Task material -
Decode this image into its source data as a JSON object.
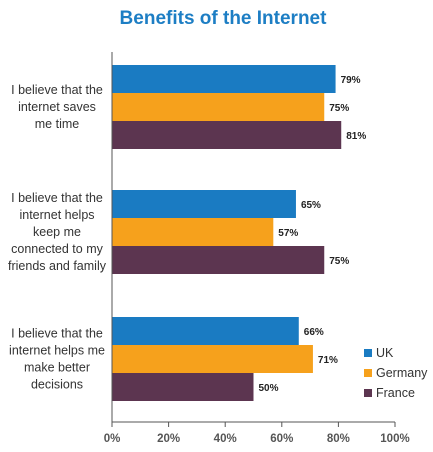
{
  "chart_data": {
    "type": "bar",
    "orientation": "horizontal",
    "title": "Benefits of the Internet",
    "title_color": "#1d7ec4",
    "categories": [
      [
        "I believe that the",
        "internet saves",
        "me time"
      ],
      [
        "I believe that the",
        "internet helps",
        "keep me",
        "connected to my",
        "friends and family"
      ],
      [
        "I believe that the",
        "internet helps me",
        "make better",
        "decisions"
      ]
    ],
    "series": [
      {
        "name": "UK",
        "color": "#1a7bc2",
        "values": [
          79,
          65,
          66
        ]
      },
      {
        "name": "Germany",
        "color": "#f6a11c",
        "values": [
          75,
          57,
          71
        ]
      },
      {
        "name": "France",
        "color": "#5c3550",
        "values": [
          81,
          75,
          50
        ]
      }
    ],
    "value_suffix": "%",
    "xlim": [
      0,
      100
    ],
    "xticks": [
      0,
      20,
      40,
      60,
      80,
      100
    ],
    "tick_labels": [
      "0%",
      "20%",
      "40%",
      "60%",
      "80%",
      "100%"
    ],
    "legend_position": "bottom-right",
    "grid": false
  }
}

--

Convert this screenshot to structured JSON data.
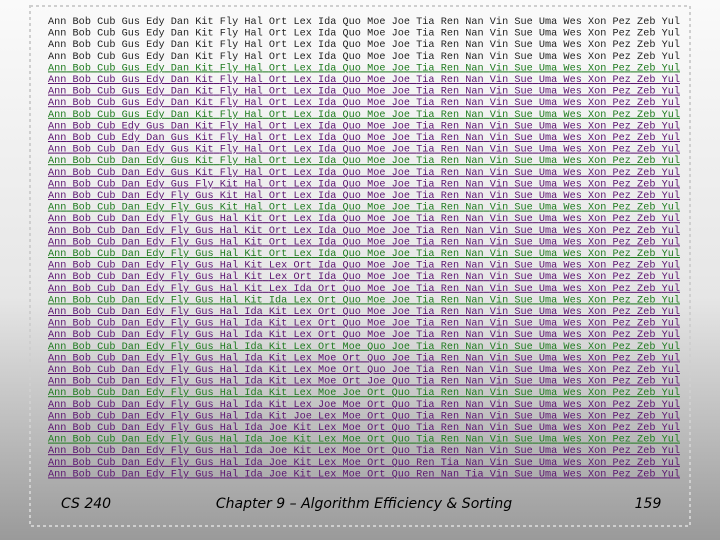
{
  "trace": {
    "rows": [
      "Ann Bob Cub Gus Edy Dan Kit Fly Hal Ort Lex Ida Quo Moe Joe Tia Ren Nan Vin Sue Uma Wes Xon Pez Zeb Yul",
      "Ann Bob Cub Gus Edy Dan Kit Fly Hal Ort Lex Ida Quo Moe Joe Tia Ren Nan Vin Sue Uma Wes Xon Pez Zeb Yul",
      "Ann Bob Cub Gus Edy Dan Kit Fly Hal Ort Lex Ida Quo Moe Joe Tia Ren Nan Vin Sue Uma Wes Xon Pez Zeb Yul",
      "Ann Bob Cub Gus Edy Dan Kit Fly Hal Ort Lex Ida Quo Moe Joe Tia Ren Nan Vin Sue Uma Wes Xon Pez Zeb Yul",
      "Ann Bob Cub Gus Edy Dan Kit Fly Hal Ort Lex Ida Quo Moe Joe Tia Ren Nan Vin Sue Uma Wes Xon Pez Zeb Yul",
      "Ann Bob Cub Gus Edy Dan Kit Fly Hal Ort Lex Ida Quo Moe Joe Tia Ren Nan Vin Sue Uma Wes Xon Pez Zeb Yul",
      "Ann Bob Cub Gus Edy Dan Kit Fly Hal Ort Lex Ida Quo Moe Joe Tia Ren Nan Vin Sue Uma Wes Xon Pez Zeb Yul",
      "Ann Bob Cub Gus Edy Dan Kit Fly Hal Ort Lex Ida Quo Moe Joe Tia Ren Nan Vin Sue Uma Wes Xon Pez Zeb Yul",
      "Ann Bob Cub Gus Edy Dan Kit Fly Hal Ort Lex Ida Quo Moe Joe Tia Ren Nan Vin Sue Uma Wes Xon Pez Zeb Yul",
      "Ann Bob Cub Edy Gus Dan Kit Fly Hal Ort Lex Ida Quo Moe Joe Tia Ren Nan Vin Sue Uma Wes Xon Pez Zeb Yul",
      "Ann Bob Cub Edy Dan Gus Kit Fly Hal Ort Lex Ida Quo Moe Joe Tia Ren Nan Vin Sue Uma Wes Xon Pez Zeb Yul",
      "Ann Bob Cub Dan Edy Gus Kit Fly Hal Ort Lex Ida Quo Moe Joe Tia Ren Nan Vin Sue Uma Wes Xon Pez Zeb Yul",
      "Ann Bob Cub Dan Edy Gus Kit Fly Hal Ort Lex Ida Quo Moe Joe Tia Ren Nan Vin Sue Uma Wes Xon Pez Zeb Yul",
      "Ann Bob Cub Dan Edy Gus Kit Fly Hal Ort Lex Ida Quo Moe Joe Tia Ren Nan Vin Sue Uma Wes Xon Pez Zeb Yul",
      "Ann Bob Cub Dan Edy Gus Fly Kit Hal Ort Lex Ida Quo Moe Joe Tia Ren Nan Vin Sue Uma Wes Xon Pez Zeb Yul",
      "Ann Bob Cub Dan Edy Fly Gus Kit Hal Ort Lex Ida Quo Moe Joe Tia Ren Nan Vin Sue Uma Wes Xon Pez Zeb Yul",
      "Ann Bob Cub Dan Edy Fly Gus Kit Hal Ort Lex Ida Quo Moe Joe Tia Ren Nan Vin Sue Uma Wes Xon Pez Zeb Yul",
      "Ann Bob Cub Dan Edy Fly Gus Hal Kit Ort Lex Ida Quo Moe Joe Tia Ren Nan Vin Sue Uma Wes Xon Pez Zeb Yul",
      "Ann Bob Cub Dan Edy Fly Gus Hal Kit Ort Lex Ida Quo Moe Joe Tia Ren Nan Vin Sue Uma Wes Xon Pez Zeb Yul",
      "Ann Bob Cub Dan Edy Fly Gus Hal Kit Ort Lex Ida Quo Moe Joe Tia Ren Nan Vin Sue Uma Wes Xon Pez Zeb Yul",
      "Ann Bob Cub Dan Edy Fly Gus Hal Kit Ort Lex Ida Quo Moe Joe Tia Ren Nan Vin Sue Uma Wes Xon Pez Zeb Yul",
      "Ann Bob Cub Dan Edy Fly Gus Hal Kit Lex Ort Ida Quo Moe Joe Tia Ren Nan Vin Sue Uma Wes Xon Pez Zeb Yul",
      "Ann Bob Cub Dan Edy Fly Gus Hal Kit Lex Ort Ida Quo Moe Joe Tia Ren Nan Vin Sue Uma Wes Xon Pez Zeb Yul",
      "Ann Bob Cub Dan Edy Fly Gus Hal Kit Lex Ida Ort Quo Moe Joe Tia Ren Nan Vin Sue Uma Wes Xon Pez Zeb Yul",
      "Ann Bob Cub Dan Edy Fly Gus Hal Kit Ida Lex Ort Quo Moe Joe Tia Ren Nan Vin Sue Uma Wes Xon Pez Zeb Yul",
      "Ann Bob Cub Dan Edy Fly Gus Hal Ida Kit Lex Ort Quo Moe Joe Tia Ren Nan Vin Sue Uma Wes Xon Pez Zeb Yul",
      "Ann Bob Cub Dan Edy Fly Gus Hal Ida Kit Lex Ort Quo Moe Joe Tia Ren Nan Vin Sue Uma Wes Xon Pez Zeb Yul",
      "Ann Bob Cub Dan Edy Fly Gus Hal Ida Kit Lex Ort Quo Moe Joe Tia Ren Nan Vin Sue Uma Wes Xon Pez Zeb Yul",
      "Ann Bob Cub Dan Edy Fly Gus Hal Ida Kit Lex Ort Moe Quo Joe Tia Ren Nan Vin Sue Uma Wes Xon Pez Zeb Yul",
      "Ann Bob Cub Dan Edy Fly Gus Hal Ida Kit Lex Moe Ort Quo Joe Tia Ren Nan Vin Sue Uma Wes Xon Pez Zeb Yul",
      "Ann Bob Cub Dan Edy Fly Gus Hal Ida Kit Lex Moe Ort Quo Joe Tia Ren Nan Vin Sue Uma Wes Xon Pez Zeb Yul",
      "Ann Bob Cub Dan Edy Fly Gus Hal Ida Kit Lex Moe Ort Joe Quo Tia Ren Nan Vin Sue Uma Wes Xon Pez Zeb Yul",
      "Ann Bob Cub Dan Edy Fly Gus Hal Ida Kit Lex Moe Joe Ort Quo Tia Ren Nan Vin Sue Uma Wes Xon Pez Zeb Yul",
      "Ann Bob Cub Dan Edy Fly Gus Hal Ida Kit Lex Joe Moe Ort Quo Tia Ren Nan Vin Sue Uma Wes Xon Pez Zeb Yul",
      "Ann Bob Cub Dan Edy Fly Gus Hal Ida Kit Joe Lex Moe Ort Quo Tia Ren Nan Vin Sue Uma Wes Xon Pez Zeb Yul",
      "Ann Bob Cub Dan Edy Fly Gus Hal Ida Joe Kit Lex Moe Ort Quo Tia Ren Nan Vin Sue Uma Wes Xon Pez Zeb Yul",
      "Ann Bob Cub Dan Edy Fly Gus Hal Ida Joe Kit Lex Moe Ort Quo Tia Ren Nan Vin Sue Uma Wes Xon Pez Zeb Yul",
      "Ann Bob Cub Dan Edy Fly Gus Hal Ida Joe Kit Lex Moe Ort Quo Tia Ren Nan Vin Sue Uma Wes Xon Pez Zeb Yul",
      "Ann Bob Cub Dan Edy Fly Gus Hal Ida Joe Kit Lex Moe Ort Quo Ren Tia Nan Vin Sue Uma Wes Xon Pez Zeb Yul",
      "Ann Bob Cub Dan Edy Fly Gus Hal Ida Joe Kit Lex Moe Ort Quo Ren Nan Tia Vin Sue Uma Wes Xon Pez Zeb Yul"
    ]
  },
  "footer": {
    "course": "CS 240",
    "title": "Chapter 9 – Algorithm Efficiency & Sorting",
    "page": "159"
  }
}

Exercise instructions - Pull out each line of the records holding the string "this".

Task answer -
Decode this image into its source data as a JSON object.
Convert this screenshot to structured JSON data.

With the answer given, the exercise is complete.